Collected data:
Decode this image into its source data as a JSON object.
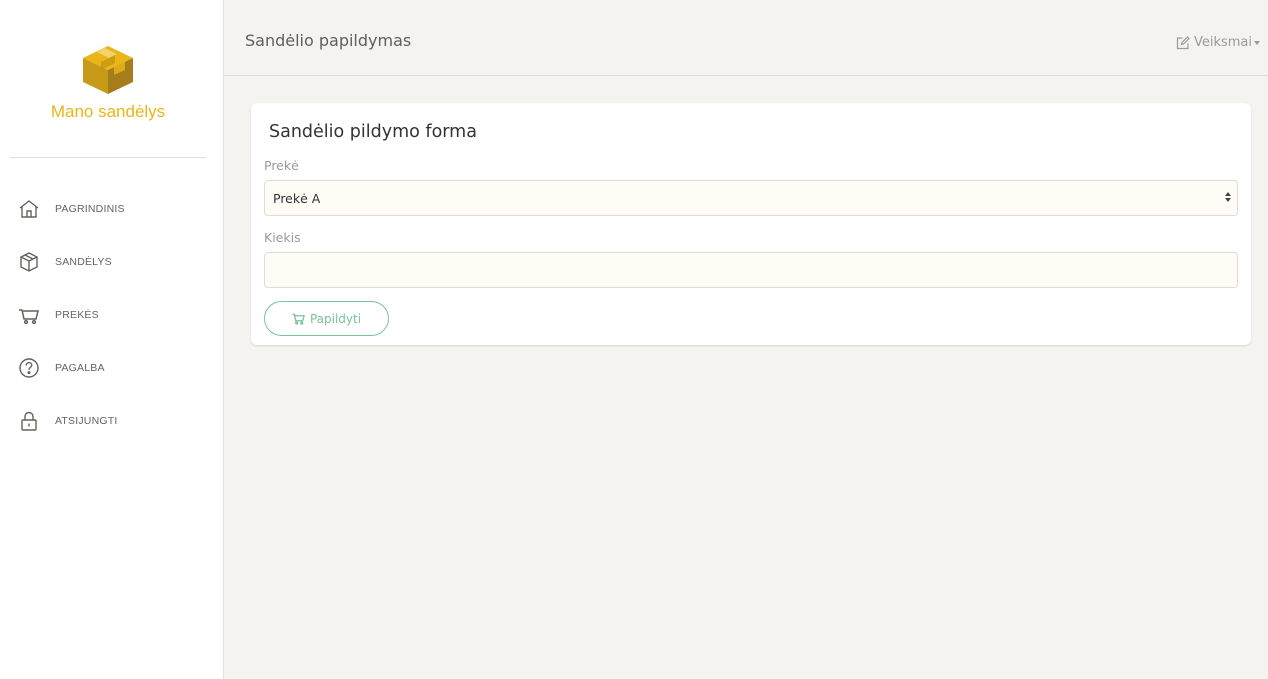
{
  "brand": {
    "name": "Mano sandėlys",
    "color": "#e8b618",
    "logo_icon": "box-icon"
  },
  "sidebar": {
    "items": [
      {
        "label": "PAGRINDINIS",
        "icon": "home-icon"
      },
      {
        "label": "SANDĖLYS",
        "icon": "box-icon"
      },
      {
        "label": "PREKĖS",
        "icon": "cart-icon"
      },
      {
        "label": "PAGALBA",
        "icon": "help-icon"
      },
      {
        "label": "ATSIJUNGTI",
        "icon": "lock-icon"
      }
    ]
  },
  "header": {
    "title": "Sandėlio papildymas",
    "actions_label": "Veiksmai",
    "actions_icon": "edit-icon"
  },
  "form": {
    "title": "Sandėlio pildymo forma",
    "product_label": "Prekė",
    "product_value": "Prekė A",
    "quantity_label": "Kiekis",
    "quantity_value": "",
    "quantity_placeholder": "",
    "submit_label": "Papildyti",
    "submit_icon": "cart-icon",
    "accent_color": "#7ac29a"
  }
}
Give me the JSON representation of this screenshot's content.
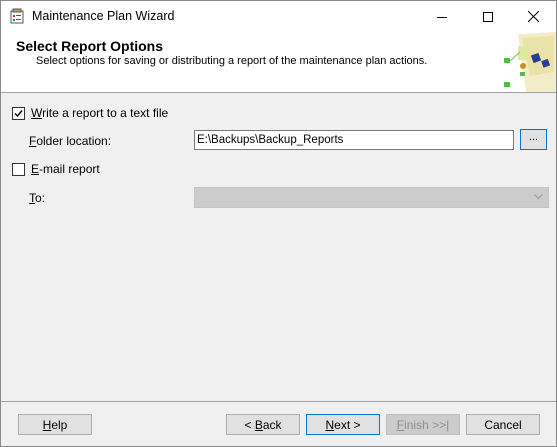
{
  "window": {
    "title": "Maintenance Plan Wizard"
  },
  "header": {
    "title": "Select Report Options",
    "subtitle": "Select options for saving or distributing a report of the maintenance plan actions."
  },
  "options": {
    "write_report": {
      "label_prefix": "W",
      "label_rest": "rite a report to a text file",
      "checked": true
    },
    "folder": {
      "label_prefix": "F",
      "label_rest": "older location:",
      "value": "E:\\Backups\\Backup_Reports",
      "browse_label": "..."
    },
    "email_report": {
      "label_prefix": "E",
      "label_rest": "-mail report",
      "checked": false
    },
    "to": {
      "label_prefix": "T",
      "label_rest": "o:",
      "value": ""
    }
  },
  "buttons": {
    "help": {
      "u": "H",
      "rest": "elp"
    },
    "back": {
      "pre": "< ",
      "u": "B",
      "rest": "ack"
    },
    "next": {
      "u": "N",
      "rest": "ext >"
    },
    "finish": {
      "u": "F",
      "rest": "inish >>|"
    },
    "cancel": {
      "label": "Cancel"
    }
  },
  "colors": {
    "accent": "#0078d7",
    "header_bg": "#ffffff",
    "dialog_bg": "#f0f0f0"
  },
  "icons": [
    "app-icon",
    "minimize-icon",
    "maximize-icon",
    "close-icon",
    "checkmark-icon",
    "chevron-down-icon",
    "wizard-banner-art"
  ]
}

### PROBLEM TO SOLVE
Your task is to gather every line with the word "Sandėlio" and copy it.

### TASK OUTPUT
    "title": "Sandėlio papildymas",
    "title": "Sandėlio pildymo forma",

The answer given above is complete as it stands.